------ Dataset records ------
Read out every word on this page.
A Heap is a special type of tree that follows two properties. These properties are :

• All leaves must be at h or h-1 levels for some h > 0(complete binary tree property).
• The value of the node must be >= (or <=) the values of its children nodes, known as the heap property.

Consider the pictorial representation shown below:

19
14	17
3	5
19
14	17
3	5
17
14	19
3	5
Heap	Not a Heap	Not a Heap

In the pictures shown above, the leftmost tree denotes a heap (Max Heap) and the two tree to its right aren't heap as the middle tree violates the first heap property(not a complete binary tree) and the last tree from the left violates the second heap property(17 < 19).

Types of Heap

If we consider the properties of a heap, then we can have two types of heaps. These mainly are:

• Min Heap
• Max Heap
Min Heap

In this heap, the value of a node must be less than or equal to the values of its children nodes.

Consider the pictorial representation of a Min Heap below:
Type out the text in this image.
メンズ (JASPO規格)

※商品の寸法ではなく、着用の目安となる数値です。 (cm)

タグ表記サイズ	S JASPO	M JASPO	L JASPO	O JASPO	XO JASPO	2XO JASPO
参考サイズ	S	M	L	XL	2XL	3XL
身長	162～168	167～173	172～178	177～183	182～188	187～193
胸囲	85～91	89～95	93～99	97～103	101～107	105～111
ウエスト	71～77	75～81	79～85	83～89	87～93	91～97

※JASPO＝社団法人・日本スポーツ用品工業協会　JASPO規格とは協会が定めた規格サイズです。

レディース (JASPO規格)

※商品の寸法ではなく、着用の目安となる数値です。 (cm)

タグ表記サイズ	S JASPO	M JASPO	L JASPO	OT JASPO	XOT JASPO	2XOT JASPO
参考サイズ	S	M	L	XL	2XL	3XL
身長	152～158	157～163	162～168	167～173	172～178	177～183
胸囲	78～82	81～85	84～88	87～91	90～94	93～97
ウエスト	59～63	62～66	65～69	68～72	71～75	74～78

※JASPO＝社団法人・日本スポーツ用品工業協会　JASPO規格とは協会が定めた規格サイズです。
------
Your instructions — Your task is to print the whole listing again exactly.

Solved exercise —
Read out every word on this page.
A Heap is a special type of tree that follows two properties. These properties are :

• All leaves must be at h or h-1 levels for some h > 0(complete binary tree property).
• The value of the node must be >= (or <=) the values of its children nodes, known as the heap property.

Consider the pictorial representation shown below:

19
14	17
3	5
19
14	17
3	5
17
14	19
3	5
Heap	Not a Heap	Not a Heap

In the pictures shown above, the leftmost tree denotes a heap (Max Heap) and the two tree to its right aren't heap as the middle tree violates the first heap property(not a complete binary tree) and the last tree from the left violates the second heap property(17 < 19).

Types of Heap

If we consider the properties of a heap, then we can have two types of heaps. These mainly are:

• Min Heap
• Max Heap
Min Heap

In this heap, the value of a node must be less than or equal to the values of its children nodes.

Consider the pictorial representation of a Min Heap below:
Type out the text in this image.
メンズ (JASPO規格)

※商品の寸法ではなく、着用の目安となる数値です。 (cm)

タグ表記サイズ	S JASPO	M JASPO	L JASPO	O JASPO	XO JASPO	2XO JASPO
参考サイズ	S	M	L	XL	2XL	3XL
身長	162～168	167～173	172～178	177～183	182～188	187～193
胸囲	85～91	89～95	93～99	97～103	101～107	105～111
ウエスト	71～77	75～81	79～85	83～89	87～93	91～97

※JASPO＝社団法人・日本スポーツ用品工業協会　JASPO規格とは協会が定めた規格サイズです。

レディース (JASPO規格)

※商品の寸法ではなく、着用の目安となる数値です。 (cm)

タグ表記サイズ	S JASPO	M JASPO	L JASPO	OT JASPO	XOT JASPO	2XOT JASPO
参考サイズ	S	M	L	XL	2XL	3XL
身長	152～158	157～163	162～168	167～173	172～178	177～183
胸囲	78～82	81～85	84～88	87～91	90～94	93～97
ウエスト	59～63	62～66	65～69	68～72	71～75	74～78

※JASPO＝社団法人・日本スポーツ用品工業協会　JASPO規格とは協会が定めた規格サイズです。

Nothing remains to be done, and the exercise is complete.